_Given instruction:_
Find all lines in the records that include the word "palavras", and copy them out.

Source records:
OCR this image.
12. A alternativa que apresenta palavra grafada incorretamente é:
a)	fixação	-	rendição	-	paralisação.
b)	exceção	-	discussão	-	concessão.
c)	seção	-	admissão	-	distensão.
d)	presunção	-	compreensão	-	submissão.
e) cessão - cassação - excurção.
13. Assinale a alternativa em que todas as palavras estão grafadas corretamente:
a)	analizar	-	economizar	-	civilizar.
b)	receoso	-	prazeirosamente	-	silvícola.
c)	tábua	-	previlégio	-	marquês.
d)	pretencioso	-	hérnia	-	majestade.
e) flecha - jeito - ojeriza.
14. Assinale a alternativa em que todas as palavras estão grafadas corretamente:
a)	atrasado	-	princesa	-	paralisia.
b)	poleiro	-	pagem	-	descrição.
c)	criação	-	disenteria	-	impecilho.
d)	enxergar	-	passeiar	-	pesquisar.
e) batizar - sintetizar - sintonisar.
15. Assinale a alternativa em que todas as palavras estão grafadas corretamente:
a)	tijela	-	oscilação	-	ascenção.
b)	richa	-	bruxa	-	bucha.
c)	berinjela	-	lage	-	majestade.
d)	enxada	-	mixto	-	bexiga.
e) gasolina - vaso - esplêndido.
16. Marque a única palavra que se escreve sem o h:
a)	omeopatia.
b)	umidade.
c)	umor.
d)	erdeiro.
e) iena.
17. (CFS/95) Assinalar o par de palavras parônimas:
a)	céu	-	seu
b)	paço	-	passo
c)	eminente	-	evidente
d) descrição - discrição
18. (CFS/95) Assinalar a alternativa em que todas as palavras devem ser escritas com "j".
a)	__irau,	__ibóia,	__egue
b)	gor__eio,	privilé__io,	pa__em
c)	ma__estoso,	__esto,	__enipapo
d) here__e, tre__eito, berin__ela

_Answer in full:_
13. Assinale a alternativa em que todas as palavras estão grafadas corretamente:
14. Assinale a alternativa em que todas as palavras estão grafadas corretamente:
15. Assinale a alternativa em que todas as palavras estão grafadas corretamente:
17. (CFS/95) Assinalar o par de palavras parônimas:
18. (CFS/95) Assinalar a alternativa em que todas as palavras devem ser escritas com "j".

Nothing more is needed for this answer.